> [FRAGMENTO DE ORIGEN]
----
Carta a los jóvenes sobre el temor de Dios (11-3-2018)

CARTA A LOS JÓVENES SOBRE EL TEMOR DE DIOS

       Queridos jóvenes:      

       Os deseo gracia y paz.

       En la catequesis oís hablar de los dones del Espíritu Santo. Vuestros catequistas os explican que son siete: sabiduría, inteligencia, consejo, fortaleza, ciencia, piedad y temor de Dios. Leemos en el libro de los Proverbios: “El comienzo de la sabiduría es el temor del Señor” (Prov 1,7). Y cuando oís “temor de Dios” os asaltan muchas preguntas. Intuís que vuestra relación con Dios, que es Padre misericordioso, no puede basarse en el temor.
----
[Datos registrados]
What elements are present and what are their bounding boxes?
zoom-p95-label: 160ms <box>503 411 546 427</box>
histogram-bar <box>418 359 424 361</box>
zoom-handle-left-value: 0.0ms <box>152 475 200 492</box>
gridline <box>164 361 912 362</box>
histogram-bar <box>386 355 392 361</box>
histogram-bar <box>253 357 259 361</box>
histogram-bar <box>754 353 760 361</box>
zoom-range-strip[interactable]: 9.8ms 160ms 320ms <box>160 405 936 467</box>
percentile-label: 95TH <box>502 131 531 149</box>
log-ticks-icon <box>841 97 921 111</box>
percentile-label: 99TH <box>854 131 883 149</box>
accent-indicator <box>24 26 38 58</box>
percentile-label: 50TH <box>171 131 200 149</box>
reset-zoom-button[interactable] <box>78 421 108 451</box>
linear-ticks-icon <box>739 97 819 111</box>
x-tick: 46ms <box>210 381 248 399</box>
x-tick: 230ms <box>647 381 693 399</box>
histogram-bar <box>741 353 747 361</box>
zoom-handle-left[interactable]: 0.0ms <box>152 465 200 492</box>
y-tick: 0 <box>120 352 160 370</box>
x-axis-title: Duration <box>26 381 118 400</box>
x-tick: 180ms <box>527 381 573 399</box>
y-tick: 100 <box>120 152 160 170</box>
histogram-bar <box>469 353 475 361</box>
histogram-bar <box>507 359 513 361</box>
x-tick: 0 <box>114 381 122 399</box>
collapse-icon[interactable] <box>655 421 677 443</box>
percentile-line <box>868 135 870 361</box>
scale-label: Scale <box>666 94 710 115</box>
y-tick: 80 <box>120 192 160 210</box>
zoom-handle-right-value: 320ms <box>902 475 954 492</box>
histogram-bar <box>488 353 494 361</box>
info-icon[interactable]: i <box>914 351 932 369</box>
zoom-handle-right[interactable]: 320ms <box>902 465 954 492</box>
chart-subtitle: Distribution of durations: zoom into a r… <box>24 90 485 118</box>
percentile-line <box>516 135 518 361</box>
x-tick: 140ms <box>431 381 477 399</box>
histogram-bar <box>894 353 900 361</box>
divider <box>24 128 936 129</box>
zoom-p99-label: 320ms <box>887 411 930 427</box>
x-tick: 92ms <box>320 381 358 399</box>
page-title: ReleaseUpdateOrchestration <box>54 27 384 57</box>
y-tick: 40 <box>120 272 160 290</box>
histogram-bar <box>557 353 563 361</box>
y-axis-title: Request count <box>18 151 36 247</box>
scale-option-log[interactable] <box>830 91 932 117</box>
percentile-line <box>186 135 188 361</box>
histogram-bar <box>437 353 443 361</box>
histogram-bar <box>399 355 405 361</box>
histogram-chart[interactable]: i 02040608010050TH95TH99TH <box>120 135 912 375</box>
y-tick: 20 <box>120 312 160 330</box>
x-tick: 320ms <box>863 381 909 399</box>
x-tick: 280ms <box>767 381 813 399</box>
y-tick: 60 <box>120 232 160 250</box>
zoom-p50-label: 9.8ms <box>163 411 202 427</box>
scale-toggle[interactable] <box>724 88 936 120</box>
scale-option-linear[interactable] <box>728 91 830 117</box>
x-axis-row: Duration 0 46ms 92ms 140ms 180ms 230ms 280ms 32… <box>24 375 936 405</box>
----
> [ENUNCIADO DEL EJERCICIO] Retoma la carta sobre el temor de Dios y prosíguela a partir de su última frase. Las entradas no tienen relación con la carta sobre el temor de Dios.

> [RESPUESTA AL EJERCICIO]
       El Diccionario de la Real Academia de la Lengua Española define “temor” con estas palabras: “Pasión del ánimo, que hace huir o rehusar las cosas que se consideran dañosas, arriesgadas o peligrosas”. Según san Hilario de Poitiers el temor es “el estremecimiento de la debilidad humana que rechaza la idea de tener que soportar lo que no quiere que acontezca”.      

      Todos habéis sentido temor ante un peligro, una incertidumbre, una enfermedad, una respuesta cortante de los profesores, un gesto de vuestros padres, un examen imprevisto, una gran cantidad de tareas que realizar, la posibilidad del fracaso, la agresividad de un animal, una escena de terror en una película, el riesgo de un lugar desconocido, la oscuridad de la noche y otras muchas circunstancias. Y nadie os ha enseñado este temor, ni habéis aprendido lo que tenéis que temer, sino que, de repente, el temor aparece ante vosotros.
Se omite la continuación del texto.